[start]

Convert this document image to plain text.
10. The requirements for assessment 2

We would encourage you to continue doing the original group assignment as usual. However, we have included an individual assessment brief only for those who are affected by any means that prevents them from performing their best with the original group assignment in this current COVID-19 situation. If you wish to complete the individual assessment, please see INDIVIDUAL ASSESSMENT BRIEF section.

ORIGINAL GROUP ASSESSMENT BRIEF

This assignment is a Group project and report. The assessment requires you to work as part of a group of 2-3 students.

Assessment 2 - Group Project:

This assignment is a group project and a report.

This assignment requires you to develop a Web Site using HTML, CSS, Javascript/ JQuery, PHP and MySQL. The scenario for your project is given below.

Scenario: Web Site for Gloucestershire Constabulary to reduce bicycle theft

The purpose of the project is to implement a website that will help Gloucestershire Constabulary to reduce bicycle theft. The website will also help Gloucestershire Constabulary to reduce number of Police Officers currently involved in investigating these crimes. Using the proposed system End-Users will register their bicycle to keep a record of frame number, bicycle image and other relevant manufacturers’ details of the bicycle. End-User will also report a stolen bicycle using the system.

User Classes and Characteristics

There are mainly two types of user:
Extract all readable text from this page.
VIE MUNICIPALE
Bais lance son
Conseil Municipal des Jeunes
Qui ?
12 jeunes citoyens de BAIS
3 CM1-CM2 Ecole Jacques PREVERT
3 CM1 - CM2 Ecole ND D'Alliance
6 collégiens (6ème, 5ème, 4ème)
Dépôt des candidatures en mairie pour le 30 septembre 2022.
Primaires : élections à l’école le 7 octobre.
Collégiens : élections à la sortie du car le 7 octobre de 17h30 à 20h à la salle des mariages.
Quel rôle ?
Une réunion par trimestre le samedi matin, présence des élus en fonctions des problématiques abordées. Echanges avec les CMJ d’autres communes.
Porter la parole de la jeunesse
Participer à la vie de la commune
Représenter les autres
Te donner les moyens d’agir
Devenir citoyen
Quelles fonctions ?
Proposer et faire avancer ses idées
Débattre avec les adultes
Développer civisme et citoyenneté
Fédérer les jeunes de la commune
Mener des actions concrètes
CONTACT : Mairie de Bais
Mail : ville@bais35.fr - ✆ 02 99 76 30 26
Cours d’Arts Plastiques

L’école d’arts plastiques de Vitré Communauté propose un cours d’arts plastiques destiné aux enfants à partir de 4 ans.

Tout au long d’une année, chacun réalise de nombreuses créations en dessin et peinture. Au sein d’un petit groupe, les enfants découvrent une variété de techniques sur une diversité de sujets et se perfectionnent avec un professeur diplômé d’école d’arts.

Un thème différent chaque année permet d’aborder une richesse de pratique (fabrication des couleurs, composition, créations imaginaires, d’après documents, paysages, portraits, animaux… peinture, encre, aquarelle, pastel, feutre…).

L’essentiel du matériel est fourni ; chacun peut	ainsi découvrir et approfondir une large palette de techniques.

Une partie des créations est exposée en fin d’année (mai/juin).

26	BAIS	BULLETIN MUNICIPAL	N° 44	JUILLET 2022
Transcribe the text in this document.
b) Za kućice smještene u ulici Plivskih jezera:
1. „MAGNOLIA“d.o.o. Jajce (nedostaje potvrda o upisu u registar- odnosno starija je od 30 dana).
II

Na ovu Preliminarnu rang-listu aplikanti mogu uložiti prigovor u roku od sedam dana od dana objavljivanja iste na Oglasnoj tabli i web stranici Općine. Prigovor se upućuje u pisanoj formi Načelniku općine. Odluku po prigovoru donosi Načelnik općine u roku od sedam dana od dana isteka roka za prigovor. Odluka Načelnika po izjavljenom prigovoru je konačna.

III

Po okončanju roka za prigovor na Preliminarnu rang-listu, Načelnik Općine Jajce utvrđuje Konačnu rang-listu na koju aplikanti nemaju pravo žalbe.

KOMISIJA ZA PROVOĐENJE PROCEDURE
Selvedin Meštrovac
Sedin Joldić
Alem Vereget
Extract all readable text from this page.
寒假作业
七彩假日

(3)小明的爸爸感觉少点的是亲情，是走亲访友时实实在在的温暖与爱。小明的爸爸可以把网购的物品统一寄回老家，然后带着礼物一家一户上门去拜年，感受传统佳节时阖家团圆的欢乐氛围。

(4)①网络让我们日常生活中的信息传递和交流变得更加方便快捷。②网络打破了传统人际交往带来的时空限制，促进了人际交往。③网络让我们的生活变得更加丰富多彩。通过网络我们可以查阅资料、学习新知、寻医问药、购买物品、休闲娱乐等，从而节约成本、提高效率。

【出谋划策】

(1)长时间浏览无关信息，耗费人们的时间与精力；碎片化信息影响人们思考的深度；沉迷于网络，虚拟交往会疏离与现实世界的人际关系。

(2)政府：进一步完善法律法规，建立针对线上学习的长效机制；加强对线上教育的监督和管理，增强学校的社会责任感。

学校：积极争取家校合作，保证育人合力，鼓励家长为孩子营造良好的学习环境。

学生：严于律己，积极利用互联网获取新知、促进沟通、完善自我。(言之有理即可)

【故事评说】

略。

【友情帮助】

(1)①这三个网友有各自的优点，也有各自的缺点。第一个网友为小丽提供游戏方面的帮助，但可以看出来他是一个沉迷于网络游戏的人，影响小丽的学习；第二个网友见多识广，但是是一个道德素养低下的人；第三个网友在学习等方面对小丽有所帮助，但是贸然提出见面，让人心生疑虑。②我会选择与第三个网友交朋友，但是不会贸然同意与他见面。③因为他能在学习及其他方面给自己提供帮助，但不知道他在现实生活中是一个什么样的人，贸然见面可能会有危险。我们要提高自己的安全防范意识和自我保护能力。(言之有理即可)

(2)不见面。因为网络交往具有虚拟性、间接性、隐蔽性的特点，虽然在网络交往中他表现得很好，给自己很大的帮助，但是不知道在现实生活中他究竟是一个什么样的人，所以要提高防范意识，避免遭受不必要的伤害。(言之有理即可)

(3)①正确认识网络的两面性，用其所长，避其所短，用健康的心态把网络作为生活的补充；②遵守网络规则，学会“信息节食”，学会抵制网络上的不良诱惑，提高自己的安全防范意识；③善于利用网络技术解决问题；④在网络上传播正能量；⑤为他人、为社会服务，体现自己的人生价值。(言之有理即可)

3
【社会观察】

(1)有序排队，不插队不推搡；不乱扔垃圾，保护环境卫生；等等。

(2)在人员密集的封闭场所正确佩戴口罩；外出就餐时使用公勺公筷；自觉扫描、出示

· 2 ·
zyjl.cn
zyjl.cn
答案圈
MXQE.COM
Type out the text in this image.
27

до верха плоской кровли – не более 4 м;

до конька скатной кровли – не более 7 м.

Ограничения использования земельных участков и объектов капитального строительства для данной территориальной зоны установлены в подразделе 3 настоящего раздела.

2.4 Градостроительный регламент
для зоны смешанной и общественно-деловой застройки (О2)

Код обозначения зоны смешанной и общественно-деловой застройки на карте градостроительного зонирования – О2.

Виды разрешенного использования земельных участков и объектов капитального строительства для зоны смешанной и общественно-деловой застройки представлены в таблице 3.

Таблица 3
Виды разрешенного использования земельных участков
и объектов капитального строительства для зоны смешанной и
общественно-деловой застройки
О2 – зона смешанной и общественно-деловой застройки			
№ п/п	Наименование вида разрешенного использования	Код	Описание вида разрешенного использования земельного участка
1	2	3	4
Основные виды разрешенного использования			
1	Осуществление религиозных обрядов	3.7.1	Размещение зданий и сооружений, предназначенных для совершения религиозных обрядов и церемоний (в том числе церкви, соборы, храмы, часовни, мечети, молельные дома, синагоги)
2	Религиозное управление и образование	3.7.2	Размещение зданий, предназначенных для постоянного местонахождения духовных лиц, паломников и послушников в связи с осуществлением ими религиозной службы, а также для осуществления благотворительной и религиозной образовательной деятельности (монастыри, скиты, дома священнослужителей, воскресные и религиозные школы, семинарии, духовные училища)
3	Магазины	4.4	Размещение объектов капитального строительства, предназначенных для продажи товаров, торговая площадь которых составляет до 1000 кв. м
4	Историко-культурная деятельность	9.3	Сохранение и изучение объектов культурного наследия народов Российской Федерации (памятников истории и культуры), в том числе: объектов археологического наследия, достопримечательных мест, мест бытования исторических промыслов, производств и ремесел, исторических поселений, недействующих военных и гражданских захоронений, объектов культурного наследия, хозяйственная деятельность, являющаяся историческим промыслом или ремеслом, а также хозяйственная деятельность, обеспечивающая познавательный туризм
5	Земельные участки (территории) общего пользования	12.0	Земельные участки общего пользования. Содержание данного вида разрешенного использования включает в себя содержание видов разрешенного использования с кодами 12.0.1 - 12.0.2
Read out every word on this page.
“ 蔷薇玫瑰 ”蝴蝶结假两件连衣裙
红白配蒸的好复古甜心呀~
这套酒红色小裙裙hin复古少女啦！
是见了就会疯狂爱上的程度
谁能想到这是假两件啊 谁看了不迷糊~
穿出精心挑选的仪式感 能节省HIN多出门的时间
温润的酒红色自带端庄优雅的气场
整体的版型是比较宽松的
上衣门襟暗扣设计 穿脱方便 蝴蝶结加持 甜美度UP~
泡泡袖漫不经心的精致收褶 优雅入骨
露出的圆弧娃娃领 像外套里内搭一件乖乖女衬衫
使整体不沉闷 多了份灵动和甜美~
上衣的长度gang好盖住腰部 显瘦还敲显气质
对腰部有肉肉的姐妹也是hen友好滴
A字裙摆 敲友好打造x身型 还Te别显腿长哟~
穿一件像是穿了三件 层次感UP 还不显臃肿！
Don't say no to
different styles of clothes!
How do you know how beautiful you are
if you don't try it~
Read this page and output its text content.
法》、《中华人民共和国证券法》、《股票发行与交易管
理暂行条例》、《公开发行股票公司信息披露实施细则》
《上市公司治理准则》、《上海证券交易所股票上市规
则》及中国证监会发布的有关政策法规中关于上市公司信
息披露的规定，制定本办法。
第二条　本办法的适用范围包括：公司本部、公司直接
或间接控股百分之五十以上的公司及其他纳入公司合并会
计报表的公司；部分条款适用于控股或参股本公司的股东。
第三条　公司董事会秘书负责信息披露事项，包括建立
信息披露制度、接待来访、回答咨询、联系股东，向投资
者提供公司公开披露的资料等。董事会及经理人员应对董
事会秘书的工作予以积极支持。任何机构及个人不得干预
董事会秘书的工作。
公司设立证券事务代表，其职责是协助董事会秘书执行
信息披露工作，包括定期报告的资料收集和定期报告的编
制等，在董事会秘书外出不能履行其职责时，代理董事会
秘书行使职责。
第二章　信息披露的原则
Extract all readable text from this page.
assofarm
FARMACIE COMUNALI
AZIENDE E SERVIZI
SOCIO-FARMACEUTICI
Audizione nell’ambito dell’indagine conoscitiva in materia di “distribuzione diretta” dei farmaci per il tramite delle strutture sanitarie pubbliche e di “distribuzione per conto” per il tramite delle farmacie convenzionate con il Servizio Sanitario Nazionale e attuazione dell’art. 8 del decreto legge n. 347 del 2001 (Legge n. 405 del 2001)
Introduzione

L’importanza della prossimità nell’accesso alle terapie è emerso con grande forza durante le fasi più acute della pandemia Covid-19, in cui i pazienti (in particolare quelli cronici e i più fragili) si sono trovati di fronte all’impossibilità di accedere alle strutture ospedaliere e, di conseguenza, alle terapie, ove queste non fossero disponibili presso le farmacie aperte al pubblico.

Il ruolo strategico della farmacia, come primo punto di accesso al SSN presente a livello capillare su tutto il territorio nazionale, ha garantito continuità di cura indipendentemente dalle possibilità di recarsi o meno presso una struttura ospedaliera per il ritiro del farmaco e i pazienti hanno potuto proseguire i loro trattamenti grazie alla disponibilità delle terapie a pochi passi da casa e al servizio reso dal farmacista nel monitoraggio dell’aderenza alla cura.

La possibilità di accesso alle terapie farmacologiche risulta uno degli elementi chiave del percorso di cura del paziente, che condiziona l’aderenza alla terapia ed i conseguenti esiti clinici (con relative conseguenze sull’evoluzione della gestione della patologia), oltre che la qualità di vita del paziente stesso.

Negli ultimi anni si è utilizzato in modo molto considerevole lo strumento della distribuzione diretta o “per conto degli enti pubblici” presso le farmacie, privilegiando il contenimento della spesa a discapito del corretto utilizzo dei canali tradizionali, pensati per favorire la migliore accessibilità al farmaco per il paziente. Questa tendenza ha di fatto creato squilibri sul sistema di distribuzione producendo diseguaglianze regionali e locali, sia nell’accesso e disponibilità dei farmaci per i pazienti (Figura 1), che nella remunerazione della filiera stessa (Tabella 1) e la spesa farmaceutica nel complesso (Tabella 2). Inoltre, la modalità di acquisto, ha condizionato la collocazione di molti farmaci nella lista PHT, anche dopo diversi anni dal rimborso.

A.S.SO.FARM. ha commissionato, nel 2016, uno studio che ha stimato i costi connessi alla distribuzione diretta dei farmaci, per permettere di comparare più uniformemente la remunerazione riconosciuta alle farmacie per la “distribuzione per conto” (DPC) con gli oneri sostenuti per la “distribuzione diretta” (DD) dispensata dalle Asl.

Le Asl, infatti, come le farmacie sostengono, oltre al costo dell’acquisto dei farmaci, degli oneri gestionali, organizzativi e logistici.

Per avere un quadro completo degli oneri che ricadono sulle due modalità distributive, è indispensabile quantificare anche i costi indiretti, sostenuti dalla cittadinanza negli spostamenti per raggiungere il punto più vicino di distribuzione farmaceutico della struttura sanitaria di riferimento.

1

[end]

## Exercise details
Across all the entries, count the lines that contain the word "предназначенных" and give the number by itself.

## Problem solution
3